EXERCISE MATERIAL
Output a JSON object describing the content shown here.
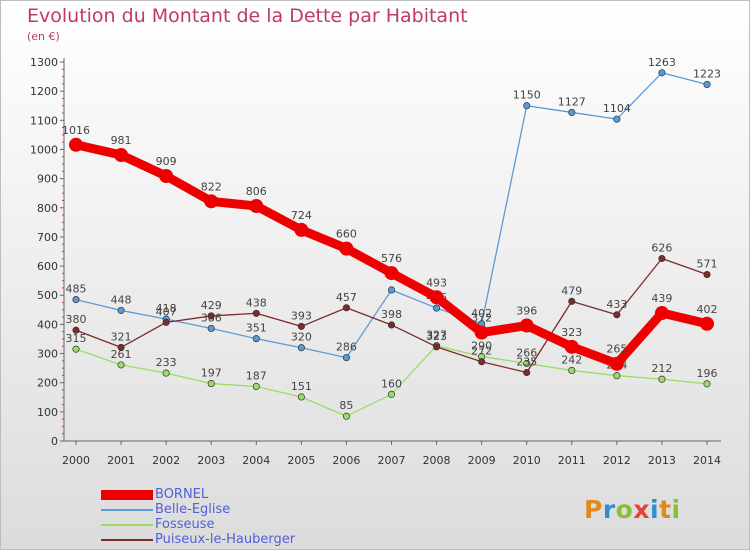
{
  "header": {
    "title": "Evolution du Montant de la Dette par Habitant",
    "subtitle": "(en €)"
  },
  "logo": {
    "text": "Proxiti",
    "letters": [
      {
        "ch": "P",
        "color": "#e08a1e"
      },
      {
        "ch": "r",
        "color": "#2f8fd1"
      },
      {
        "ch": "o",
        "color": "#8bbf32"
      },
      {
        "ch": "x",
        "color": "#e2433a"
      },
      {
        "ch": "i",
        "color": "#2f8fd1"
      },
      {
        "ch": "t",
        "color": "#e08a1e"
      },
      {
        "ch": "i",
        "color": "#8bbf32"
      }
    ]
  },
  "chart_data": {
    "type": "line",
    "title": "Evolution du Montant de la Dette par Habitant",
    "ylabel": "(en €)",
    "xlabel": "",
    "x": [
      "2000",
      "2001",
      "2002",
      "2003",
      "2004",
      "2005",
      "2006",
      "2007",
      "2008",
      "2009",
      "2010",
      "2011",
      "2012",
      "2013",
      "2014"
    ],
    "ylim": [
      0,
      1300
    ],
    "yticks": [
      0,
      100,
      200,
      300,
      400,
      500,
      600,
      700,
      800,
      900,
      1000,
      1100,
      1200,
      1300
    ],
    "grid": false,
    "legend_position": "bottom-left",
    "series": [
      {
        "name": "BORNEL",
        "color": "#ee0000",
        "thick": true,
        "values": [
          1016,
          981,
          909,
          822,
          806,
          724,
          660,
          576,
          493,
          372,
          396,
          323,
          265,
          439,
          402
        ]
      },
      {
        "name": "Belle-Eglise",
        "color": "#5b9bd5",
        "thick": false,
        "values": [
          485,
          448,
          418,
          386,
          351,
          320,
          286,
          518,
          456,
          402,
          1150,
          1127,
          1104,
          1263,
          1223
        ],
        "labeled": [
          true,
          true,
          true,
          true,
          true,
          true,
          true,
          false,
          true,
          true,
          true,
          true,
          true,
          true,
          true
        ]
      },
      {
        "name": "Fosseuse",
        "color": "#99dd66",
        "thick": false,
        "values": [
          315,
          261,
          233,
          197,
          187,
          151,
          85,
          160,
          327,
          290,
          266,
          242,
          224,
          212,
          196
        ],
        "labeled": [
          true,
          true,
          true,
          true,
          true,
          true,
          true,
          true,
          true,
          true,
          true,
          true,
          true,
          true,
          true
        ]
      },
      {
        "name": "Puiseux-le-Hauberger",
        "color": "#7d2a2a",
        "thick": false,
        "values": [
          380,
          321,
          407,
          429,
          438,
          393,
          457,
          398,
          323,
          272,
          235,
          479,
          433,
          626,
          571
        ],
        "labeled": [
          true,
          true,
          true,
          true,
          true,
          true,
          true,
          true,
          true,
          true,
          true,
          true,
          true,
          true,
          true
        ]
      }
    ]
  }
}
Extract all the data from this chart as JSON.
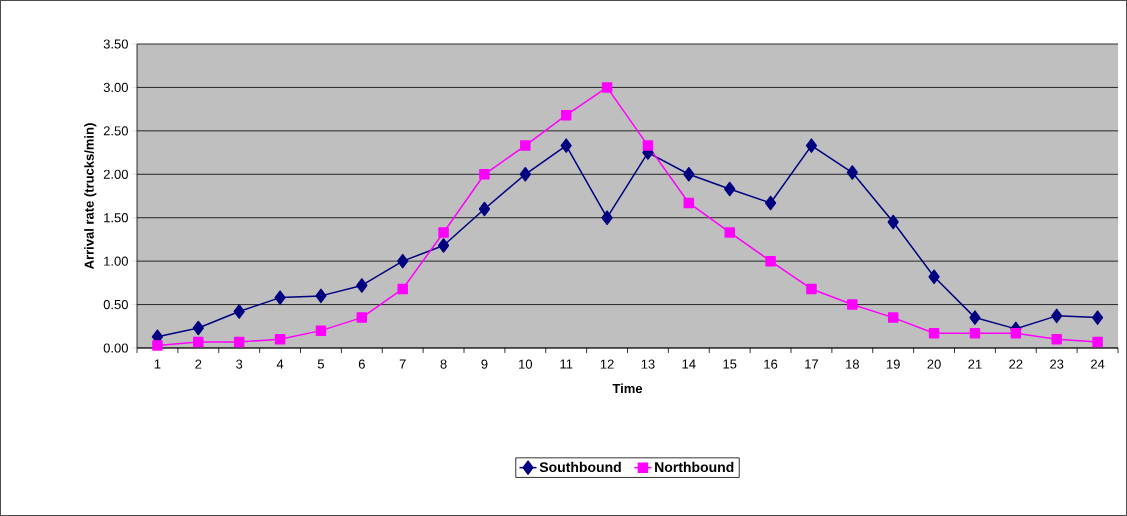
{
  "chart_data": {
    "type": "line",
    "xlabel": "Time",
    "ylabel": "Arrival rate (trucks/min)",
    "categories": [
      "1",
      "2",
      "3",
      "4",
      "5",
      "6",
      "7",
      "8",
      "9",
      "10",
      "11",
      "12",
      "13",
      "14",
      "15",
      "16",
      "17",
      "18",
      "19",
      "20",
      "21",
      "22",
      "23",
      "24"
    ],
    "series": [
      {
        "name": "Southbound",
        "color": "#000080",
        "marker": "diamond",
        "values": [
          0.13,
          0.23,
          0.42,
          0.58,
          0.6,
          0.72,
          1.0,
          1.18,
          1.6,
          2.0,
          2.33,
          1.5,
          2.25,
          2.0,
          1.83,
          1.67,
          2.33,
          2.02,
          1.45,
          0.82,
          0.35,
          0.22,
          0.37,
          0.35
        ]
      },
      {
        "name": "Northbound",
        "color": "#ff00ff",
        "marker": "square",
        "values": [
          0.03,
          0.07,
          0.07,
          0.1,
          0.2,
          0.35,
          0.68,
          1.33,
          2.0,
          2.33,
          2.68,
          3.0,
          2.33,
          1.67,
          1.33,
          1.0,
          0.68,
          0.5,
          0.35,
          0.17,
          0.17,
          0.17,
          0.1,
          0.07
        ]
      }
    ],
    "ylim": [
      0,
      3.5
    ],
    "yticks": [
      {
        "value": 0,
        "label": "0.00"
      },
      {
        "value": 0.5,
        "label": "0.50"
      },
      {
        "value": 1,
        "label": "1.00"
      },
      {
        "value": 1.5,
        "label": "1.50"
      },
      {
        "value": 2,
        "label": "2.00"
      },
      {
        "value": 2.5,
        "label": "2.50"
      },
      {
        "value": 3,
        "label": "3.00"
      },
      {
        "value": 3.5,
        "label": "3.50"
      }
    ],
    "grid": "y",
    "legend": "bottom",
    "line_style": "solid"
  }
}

GIVEN TASK
Report only the count of lines that include the string "bottom".

RESULT BELOW
2